== WHAT IS NEEDED ==
Go through the entries below and copy each line containing the word "title".

— Start INPUT RECORDS —

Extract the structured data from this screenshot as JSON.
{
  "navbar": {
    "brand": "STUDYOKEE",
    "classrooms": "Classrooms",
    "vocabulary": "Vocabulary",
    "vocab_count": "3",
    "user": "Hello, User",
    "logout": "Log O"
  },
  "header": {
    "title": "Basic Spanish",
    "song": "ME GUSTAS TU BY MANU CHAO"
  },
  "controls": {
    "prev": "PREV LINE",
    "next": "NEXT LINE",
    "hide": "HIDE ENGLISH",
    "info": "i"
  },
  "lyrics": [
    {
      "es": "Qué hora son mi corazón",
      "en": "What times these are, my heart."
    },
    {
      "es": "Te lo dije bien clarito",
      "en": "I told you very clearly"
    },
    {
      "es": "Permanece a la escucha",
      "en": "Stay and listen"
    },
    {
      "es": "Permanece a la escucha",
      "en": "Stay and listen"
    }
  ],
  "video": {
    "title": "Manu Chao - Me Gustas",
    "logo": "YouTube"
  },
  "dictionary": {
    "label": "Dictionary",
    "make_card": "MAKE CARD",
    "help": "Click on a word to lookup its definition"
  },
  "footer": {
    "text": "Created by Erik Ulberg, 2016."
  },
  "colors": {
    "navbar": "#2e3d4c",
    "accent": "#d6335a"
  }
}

— End INPUT RECORDS —

== EXERCISE RESULT ==
    "title": "Basic Spanish",
    "title": "Manu Chao - Me Gustas",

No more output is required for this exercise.